What you will do:
In the entries, find all lines that hold the word "true" and copy them.

==== The records ====

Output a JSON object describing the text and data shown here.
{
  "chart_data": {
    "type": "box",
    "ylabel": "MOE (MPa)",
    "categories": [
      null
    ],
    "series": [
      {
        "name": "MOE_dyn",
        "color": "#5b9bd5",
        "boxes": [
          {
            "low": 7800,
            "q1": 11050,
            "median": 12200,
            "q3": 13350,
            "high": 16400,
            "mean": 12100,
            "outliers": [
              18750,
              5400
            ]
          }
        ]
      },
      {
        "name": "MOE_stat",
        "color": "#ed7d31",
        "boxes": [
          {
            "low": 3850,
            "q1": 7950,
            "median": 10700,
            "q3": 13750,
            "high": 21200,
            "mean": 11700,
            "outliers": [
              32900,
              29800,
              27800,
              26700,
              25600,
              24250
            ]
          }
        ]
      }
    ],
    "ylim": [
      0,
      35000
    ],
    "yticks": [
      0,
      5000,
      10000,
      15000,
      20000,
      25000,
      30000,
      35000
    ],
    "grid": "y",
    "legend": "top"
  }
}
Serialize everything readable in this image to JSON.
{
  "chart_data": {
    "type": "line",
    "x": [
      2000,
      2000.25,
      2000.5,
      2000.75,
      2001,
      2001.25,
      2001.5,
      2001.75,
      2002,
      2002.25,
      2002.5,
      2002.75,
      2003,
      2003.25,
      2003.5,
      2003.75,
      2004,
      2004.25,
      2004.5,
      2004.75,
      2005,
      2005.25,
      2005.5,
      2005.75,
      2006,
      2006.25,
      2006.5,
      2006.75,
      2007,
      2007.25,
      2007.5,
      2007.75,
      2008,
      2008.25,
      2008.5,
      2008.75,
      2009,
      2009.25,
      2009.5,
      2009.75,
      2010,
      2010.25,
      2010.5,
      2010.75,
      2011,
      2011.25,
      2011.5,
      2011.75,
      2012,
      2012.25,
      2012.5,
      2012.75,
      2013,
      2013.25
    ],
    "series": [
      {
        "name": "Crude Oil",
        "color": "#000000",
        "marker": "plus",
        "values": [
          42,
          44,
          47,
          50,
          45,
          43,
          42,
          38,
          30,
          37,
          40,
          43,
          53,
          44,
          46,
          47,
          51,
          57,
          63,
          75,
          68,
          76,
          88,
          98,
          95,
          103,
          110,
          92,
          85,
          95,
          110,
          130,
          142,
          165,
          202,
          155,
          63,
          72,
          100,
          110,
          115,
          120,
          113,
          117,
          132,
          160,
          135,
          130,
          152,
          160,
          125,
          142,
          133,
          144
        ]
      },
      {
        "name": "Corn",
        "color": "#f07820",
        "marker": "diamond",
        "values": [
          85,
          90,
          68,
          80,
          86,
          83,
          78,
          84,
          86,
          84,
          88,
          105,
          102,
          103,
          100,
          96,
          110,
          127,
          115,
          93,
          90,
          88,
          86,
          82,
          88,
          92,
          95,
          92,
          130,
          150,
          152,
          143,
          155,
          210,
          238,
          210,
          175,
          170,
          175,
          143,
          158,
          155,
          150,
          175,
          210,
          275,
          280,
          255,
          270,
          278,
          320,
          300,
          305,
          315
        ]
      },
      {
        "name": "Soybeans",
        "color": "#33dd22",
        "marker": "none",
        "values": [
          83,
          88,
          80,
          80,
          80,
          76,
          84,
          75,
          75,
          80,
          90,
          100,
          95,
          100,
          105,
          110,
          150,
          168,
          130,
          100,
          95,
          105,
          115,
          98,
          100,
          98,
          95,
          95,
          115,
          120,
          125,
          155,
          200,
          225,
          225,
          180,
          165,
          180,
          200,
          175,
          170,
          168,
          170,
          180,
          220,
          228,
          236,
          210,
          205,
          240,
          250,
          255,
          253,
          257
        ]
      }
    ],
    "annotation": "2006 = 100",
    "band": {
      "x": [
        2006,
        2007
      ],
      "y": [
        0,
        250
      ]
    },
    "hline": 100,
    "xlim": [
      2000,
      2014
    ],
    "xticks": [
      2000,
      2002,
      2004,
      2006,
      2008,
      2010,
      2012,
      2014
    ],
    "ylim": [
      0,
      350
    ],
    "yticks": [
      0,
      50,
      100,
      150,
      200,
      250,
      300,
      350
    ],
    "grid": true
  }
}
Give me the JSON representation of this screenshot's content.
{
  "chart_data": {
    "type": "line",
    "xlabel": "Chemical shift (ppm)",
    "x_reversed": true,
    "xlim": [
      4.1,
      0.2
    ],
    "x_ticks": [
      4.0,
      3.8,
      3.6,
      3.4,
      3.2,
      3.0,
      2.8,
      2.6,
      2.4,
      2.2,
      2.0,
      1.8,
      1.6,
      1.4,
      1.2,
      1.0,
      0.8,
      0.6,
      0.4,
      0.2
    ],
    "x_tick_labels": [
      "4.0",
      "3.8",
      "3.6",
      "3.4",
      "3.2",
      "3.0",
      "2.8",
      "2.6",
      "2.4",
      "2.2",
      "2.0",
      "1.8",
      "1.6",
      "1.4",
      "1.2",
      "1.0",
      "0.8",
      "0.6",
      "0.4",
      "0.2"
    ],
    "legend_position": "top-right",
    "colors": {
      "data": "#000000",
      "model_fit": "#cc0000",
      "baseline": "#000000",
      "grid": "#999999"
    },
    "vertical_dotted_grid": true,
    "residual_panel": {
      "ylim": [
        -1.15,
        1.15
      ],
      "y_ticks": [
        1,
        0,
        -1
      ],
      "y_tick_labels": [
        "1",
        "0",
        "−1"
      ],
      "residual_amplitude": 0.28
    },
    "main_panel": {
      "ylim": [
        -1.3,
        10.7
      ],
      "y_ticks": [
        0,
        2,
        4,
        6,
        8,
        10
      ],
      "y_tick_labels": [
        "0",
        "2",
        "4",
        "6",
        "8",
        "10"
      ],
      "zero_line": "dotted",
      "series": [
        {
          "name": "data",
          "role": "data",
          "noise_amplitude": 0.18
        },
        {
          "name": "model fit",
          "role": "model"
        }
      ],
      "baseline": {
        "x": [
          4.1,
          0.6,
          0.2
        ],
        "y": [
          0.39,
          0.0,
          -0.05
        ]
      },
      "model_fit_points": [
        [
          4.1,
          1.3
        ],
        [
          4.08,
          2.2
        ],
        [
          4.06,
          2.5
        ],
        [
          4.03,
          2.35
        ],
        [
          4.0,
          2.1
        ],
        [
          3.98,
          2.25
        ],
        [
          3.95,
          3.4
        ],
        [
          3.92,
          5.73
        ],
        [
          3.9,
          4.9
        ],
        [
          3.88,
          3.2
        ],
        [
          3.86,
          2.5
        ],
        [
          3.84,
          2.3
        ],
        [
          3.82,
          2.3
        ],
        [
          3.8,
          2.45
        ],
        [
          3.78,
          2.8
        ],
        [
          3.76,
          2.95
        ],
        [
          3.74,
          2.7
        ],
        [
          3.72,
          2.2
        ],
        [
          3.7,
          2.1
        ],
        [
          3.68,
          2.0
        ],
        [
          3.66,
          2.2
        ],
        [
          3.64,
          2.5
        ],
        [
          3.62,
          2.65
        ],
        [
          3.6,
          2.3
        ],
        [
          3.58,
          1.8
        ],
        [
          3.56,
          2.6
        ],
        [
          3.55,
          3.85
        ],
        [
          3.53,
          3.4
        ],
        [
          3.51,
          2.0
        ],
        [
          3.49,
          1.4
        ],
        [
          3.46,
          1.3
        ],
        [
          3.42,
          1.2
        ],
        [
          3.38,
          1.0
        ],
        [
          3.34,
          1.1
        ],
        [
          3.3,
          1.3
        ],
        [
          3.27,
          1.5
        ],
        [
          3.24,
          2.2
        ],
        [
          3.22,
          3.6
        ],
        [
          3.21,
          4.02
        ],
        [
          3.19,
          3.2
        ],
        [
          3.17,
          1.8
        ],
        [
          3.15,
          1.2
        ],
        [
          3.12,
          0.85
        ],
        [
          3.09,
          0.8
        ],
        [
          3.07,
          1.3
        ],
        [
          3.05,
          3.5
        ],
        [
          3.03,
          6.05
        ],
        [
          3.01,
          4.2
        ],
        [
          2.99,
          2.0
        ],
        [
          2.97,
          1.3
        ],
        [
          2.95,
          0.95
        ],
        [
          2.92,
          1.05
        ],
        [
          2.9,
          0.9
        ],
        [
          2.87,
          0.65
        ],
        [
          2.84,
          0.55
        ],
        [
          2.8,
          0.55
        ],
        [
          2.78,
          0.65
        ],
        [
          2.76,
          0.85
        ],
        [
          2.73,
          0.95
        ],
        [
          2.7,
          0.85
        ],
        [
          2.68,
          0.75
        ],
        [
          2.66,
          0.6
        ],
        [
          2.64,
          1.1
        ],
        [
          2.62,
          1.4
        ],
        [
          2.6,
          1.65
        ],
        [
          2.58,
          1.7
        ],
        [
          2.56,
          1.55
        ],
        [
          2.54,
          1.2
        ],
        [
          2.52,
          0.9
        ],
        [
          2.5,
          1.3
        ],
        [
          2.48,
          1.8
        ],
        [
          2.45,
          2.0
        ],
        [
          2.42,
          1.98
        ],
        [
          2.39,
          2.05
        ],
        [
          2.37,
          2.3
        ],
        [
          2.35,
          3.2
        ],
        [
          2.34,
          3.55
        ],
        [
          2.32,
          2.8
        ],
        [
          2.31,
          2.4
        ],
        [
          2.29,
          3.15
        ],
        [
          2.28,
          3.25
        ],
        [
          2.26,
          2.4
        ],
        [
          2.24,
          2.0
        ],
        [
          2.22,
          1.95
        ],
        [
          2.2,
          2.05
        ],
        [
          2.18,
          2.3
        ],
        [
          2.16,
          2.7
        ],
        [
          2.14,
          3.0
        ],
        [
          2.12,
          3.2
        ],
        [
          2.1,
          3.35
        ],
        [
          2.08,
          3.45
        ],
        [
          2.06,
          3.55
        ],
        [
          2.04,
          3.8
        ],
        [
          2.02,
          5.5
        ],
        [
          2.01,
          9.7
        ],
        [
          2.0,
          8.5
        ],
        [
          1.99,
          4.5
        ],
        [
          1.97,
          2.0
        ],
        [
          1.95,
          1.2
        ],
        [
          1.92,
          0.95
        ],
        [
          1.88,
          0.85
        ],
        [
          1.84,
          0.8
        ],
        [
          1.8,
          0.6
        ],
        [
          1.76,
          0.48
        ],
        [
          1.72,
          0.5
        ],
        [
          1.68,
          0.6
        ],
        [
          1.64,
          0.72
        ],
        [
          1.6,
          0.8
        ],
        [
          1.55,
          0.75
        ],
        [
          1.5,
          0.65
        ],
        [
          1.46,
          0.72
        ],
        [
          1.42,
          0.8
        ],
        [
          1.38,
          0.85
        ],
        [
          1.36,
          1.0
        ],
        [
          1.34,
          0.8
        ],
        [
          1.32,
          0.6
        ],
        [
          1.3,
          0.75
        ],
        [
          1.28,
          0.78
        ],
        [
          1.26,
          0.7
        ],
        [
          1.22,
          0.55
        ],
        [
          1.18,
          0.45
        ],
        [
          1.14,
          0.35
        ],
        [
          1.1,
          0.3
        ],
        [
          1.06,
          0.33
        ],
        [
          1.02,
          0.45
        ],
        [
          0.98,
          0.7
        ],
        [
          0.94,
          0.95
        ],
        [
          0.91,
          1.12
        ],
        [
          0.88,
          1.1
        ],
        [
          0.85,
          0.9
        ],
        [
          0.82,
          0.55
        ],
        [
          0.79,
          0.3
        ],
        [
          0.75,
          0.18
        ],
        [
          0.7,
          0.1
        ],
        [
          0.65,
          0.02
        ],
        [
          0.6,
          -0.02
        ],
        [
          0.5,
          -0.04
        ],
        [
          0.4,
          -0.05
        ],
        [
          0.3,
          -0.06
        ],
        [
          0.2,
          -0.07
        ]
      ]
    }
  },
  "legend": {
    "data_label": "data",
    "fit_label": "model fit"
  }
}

====

Solution:
    "grid": true
    "x_reversed": true,
    "vertical_dotted_grid": true,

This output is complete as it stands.